What follows is a listing. Return every line of it exactly.

__________

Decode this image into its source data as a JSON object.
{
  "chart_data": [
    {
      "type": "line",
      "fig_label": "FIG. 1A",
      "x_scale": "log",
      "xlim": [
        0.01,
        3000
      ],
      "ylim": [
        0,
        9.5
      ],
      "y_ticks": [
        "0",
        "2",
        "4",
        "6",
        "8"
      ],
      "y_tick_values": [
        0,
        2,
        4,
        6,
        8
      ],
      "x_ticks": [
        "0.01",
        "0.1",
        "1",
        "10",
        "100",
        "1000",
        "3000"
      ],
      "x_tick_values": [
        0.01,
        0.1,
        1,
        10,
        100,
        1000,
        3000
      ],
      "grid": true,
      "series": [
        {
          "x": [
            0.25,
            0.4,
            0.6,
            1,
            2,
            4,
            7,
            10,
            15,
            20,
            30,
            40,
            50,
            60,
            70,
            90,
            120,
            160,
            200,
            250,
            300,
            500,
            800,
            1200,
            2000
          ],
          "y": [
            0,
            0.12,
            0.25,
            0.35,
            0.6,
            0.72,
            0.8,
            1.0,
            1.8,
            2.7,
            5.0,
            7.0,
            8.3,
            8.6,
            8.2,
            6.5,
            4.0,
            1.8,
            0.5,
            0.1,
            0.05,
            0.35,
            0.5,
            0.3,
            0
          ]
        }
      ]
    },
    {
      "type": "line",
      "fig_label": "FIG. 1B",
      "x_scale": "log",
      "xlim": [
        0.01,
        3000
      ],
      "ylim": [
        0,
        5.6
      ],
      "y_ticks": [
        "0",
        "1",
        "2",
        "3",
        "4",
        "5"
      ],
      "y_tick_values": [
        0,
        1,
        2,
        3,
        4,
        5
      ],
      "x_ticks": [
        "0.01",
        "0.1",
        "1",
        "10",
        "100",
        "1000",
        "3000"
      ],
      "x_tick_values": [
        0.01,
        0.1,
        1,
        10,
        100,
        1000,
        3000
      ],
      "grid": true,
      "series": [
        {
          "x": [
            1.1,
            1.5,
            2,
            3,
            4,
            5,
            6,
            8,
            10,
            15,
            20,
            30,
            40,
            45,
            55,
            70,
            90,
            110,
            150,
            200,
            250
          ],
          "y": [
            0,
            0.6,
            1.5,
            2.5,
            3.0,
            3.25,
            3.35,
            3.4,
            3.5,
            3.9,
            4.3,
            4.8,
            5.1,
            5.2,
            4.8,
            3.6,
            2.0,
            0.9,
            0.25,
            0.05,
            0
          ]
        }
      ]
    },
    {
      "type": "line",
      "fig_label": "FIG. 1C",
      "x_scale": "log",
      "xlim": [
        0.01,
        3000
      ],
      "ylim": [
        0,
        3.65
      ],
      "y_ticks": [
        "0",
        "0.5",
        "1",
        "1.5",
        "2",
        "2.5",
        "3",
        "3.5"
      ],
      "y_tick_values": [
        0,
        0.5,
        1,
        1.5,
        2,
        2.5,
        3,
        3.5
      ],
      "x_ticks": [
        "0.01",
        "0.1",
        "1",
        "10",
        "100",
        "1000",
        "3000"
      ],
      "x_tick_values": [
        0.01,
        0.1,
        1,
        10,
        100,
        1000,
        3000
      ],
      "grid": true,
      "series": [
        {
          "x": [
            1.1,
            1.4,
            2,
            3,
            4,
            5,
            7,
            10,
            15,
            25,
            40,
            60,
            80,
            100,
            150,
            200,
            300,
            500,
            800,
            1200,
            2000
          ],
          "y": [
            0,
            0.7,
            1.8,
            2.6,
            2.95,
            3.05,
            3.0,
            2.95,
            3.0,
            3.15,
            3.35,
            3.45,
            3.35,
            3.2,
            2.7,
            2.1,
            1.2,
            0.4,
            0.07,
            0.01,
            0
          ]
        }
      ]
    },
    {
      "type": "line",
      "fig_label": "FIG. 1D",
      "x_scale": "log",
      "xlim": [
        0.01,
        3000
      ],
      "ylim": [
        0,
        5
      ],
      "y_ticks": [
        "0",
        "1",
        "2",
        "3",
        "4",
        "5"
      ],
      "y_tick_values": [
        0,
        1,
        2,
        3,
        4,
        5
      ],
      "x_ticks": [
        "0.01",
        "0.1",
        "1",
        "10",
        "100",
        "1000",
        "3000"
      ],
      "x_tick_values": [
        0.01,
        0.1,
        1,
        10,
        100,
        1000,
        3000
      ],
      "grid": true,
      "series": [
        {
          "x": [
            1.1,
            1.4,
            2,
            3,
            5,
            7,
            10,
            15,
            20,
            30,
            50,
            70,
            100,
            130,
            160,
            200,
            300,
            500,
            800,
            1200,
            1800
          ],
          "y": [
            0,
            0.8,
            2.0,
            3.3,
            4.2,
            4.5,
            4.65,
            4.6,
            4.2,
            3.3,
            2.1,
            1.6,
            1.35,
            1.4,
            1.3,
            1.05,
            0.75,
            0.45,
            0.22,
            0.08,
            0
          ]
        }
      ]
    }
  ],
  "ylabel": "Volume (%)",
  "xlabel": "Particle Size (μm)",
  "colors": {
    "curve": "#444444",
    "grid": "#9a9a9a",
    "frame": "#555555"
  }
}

__________

(Task answer)
Decode this image into its source data as a JSON object.
{
  "chart_data": [
    {
      "type": "line",
      "fig_label": "FIG. 1A",
      "x_scale": "log",
      "xlim": [
        0.01,
        3000
      ],
      "ylim": [
        0,
        9.5
      ],
      "y_ticks": [
        "0",
        "2",
        "4",
        "6",
        "8"
      ],
      "y_tick_values": [
        0,
        2,
        4,
        6,
        8
      ],
      "x_ticks": [
        "0.01",
        "0.1",
        "1",
        "10",
        "100",
        "1000",
        "3000"
      ],
      "x_tick_values": [
        0.01,
        0.1,
        1,
        10,
        100,
        1000,
        3000
      ],
      "grid": true,
      "series": [
        {
          "x": [
            0.25,
            0.4,
            0.6,
            1,
            2,
            4,
            7,
            10,
            15,
            20,
            30,
            40,
            50,
            60,
            70,
            90,
            120,
            160,
            200,
            250,
            300,
            500,
            800,
            1200,
            2000
          ],
          "y": [
            0,
            0.12,
            0.25,
            0.35,
            0.6,
            0.72,
            0.8,
            1.0,
            1.8,
            2.7,
            5.0,
            7.0,
            8.3,
            8.6,
            8.2,
            6.5,
            4.0,
            1.8,
            0.5,
            0.1,
            0.05,
            0.35,
            0.5,
            0.3,
            0
          ]
        }
      ]
    },
    {
      "type": "line",
      "fig_label": "FIG. 1B",
      "x_scale": "log",
      "xlim": [
        0.01,
        3000
      ],
      "ylim": [
        0,
        5.6
      ],
      "y_ticks": [
        "0",
        "1",
        "2",
        "3",
        "4",
        "5"
      ],
      "y_tick_values": [
        0,
        1,
        2,
        3,
        4,
        5
      ],
      "x_ticks": [
        "0.01",
        "0.1",
        "1",
        "10",
        "100",
        "1000",
        "3000"
      ],
      "x_tick_values": [
        0.01,
        0.1,
        1,
        10,
        100,
        1000,
        3000
      ],
      "grid": true,
      "series": [
        {
          "x": [
            1.1,
            1.5,
            2,
            3,
            4,
            5,
            6,
            8,
            10,
            15,
            20,
            30,
            40,
            45,
            55,
            70,
            90,
            110,
            150,
            200,
            250
          ],
          "y": [
            0,
            0.6,
            1.5,
            2.5,
            3.0,
            3.25,
            3.35,
            3.4,
            3.5,
            3.9,
            4.3,
            4.8,
            5.1,
            5.2,
            4.8,
            3.6,
            2.0,
            0.9,
            0.25,
            0.05,
            0
          ]
        }
      ]
    },
    {
      "type": "line",
      "fig_label": "FIG. 1C",
      "x_scale": "log",
      "xlim": [
        0.01,
        3000
      ],
      "ylim": [
        0,
        3.65
      ],
      "y_ticks": [
        "0",
        "0.5",
        "1",
        "1.5",
        "2",
        "2.5",
        "3",
        "3.5"
      ],
      "y_tick_values": [
        0,
        0.5,
        1,
        1.5,
        2,
        2.5,
        3,
        3.5
      ],
      "x_ticks": [
        "0.01",
        "0.1",
        "1",
        "10",
        "100",
        "1000",
        "3000"
      ],
      "x_tick_values": [
        0.01,
        0.1,
        1,
        10,
        100,
        1000,
        3000
      ],
      "grid": true,
      "series": [
        {
          "x": [
            1.1,
            1.4,
            2,
            3,
            4,
            5,
            7,
            10,
            15,
            25,
            40,
            60,
            80,
            100,
            150,
            200,
            300,
            500,
            800,
            1200,
            2000
          ],
          "y": [
            0,
            0.7,
            1.8,
            2.6,
            2.95,
            3.05,
            3.0,
            2.95,
            3.0,
            3.15,
            3.35,
            3.45,
            3.35,
            3.2,
            2.7,
            2.1,
            1.2,
            0.4,
            0.07,
            0.01,
            0
          ]
        }
      ]
    },
    {
      "type": "line",
      "fig_label": "FIG. 1D",
      "x_scale": "log",
      "xlim": [
        0.01,
        3000
      ],
      "ylim": [
        0,
        5
      ],
      "y_ticks": [
        "0",
        "1",
        "2",
        "3",
        "4",
        "5"
      ],
      "y_tick_values": [
        0,
        1,
        2,
        3,
        4,
        5
      ],
      "x_ticks": [
        "0.01",
        "0.1",
        "1",
        "10",
        "100",
        "1000",
        "3000"
      ],
      "x_tick_values": [
        0.01,
        0.1,
        1,
        10,
        100,
        1000,
        3000
      ],
      "grid": true,
      "series": [
        {
          "x": [
            1.1,
            1.4,
            2,
            3,
            5,
            7,
            10,
            15,
            20,
            30,
            50,
            70,
            100,
            130,
            160,
            200,
            300,
            500,
            800,
            1200,
            1800
          ],
          "y": [
            0,
            0.8,
            2.0,
            3.3,
            4.2,
            4.5,
            4.65,
            4.6,
            4.2,
            3.3,
            2.1,
            1.6,
            1.35,
            1.4,
            1.3,
            1.05,
            0.75,
            0.45,
            0.22,
            0.08,
            0
          ]
        }
      ]
    }
  ],
  "ylabel": "Volume (%)",
  "xlabel": "Particle Size (μm)",
  "colors": {
    "curve": "#444444",
    "grid": "#9a9a9a",
    "frame": "#555555"
  }
}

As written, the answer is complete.